Could you rewrite the listing, starting with its first line and going on through the line with "file-path: E:\公司\新建文件夹 (2)\单反照片\DSC_0160.JPG", as a Markdown table with the columns "Row" and "Listing line", leaving out any blank lines?

____ Dataset entries

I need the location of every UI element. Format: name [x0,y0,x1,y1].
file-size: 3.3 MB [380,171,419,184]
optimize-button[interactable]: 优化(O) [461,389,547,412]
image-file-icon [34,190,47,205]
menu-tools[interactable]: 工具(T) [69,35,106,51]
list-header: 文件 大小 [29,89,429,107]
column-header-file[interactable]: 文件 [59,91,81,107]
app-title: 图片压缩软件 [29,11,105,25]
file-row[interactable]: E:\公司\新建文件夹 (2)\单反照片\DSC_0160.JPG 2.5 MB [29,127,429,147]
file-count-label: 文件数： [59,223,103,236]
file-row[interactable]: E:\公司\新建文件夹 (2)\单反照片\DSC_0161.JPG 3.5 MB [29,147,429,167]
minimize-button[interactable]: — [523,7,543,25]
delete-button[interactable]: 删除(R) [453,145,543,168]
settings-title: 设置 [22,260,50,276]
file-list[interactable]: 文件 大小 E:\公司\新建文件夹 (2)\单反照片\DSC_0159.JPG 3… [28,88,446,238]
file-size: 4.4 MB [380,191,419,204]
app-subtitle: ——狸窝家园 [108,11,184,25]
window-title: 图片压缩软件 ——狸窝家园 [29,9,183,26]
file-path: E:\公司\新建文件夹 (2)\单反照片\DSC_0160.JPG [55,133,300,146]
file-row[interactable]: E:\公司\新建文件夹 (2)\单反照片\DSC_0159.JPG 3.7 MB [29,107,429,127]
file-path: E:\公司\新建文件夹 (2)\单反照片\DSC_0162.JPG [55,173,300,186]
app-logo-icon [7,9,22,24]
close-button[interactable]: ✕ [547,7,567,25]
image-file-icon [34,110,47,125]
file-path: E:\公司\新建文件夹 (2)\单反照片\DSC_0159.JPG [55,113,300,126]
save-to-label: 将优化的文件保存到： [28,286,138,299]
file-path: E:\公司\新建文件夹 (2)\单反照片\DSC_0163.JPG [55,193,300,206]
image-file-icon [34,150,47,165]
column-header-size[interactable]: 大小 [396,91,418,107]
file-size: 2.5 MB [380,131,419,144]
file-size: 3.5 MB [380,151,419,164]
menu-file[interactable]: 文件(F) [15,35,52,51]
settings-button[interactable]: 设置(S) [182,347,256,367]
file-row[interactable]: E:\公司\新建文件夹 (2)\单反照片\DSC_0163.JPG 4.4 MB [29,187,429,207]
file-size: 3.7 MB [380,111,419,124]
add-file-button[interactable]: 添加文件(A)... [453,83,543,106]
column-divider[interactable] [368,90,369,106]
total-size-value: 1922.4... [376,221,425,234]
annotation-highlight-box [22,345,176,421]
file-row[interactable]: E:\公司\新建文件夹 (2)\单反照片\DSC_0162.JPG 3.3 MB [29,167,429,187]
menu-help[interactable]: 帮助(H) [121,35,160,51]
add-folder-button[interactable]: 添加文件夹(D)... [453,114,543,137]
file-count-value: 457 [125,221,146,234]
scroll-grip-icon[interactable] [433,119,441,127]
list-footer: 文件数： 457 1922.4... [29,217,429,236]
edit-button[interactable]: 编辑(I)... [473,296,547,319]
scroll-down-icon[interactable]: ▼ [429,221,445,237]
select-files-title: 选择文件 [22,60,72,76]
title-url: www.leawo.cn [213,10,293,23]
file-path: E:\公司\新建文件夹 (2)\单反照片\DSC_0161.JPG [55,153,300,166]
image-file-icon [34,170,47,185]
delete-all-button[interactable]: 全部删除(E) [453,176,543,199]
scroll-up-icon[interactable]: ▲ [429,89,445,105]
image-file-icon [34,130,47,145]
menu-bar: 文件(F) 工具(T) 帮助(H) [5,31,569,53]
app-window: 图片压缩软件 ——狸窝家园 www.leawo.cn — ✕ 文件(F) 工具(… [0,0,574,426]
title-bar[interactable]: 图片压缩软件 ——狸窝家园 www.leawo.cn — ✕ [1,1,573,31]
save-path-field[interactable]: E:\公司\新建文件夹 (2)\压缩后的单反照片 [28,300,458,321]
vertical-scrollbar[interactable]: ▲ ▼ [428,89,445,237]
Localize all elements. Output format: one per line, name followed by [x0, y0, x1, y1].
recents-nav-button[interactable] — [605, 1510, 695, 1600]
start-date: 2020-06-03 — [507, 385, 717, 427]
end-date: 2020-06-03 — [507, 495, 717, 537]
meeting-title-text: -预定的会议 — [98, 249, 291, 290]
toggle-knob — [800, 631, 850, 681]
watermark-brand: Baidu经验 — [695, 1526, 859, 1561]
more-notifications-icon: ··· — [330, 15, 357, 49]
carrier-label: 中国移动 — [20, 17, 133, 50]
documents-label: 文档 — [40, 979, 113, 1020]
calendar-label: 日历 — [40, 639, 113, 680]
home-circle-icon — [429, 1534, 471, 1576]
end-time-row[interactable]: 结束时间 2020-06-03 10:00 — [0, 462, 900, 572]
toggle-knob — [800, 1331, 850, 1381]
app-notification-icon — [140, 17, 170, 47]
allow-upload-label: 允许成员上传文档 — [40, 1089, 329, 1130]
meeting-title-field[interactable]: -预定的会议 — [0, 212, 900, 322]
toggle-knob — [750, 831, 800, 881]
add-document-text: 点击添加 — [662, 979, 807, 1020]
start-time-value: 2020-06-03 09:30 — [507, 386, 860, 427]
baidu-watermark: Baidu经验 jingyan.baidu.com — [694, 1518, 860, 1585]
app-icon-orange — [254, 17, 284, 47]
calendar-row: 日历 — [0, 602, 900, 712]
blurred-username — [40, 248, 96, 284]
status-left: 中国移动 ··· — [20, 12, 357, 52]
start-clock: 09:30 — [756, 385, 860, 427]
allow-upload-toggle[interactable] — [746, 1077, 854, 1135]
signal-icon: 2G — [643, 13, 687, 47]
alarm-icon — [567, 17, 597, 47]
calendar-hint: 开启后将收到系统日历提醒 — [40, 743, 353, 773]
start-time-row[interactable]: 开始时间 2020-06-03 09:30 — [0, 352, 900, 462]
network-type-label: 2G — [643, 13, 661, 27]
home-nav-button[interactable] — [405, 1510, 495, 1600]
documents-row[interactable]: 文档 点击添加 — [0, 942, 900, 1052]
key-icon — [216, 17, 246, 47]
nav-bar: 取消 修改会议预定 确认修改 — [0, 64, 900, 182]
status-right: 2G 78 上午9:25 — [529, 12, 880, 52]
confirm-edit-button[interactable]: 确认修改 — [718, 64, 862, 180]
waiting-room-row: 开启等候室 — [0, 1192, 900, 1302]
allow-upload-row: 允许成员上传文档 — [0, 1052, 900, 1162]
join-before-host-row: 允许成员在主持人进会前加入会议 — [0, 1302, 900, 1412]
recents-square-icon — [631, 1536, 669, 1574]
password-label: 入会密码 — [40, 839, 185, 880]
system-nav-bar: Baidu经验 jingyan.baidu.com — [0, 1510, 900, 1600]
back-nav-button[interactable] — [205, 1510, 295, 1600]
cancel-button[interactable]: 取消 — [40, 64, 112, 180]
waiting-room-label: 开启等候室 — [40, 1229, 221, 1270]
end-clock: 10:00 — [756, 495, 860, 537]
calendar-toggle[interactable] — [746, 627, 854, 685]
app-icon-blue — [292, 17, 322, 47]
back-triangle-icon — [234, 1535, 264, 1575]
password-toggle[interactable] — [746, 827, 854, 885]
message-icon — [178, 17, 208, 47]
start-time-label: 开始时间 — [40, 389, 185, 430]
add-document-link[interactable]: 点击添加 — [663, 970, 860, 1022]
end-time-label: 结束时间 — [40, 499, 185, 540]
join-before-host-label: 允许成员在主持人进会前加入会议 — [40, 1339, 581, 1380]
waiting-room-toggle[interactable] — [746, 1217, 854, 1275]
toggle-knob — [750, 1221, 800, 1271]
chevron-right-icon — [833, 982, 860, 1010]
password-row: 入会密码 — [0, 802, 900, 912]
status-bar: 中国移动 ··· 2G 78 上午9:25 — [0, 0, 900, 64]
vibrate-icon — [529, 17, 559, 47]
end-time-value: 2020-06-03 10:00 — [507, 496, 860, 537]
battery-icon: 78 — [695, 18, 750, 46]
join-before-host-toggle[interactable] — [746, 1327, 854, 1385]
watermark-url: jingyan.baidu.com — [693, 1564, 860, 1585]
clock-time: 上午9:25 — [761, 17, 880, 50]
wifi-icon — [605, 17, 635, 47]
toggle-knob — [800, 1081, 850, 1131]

________

* **Problem solution**:
| Row | Listing line |
|---|---|
| 1 | I need the location of every UI element. Format: name [x0,y0,x1,y1]. |
| 2 | file-size: 3.3 MB [380,171,419,184] |
| 3 | optimize-button[interactable]: 优化(O) [461,389,547,412] |
| 4 | image-file-icon [34,190,47,205] |
| 5 | menu-tools[interactable]: 工具(T) [69,35,106,51] |
| 6 | list-header: 文件 大小 [29,89,429,107] |
| 7 | column-header-file[interactable]: 文件 [59,91,81,107] |
| 8 | app-title: 图片压缩软件 [29,11,105,25] |
| 9 | file-row[interactable]: E:\公司\新建文件夹 (2)\单反照片\DSC_0160.JPG 2.5 MB [29,127,429,147] |
| 10 | file-count-label: 文件数： [59,223,103,236] |
| 11 | file-row[interactable]: E:\公司\新建文件夹 (2)\单反照片\DSC_0161.JPG 3.5 MB [29,147,429,167] |
| 12 | minimize-button[interactable]: — [523,7,543,25] |
| 13 | delete-button[interactable]: 删除(R) [453,145,543,168] |
| 14 | settings-title: 设置 [22,260,50,276] |
| 15 | file-list[interactable]: 文件 大小 E:\公司\新建文件夹 (2)\单反照片\DSC_0159.JPG 3… [28,88,446,238] |
| 16 | file-size: 4.4 MB [380,191,419,204] |
| 17 | app-subtitle: ——狸窝家园 [108,11,184,25] |
| 18 | window-title: 图片压缩软件 ——狸窝家园 [29,9,183,26] |
| 19 | file-path: E:\公司\新建文件夹 (2)\单反照片\DSC_0160.JPG [55,133,300,146] |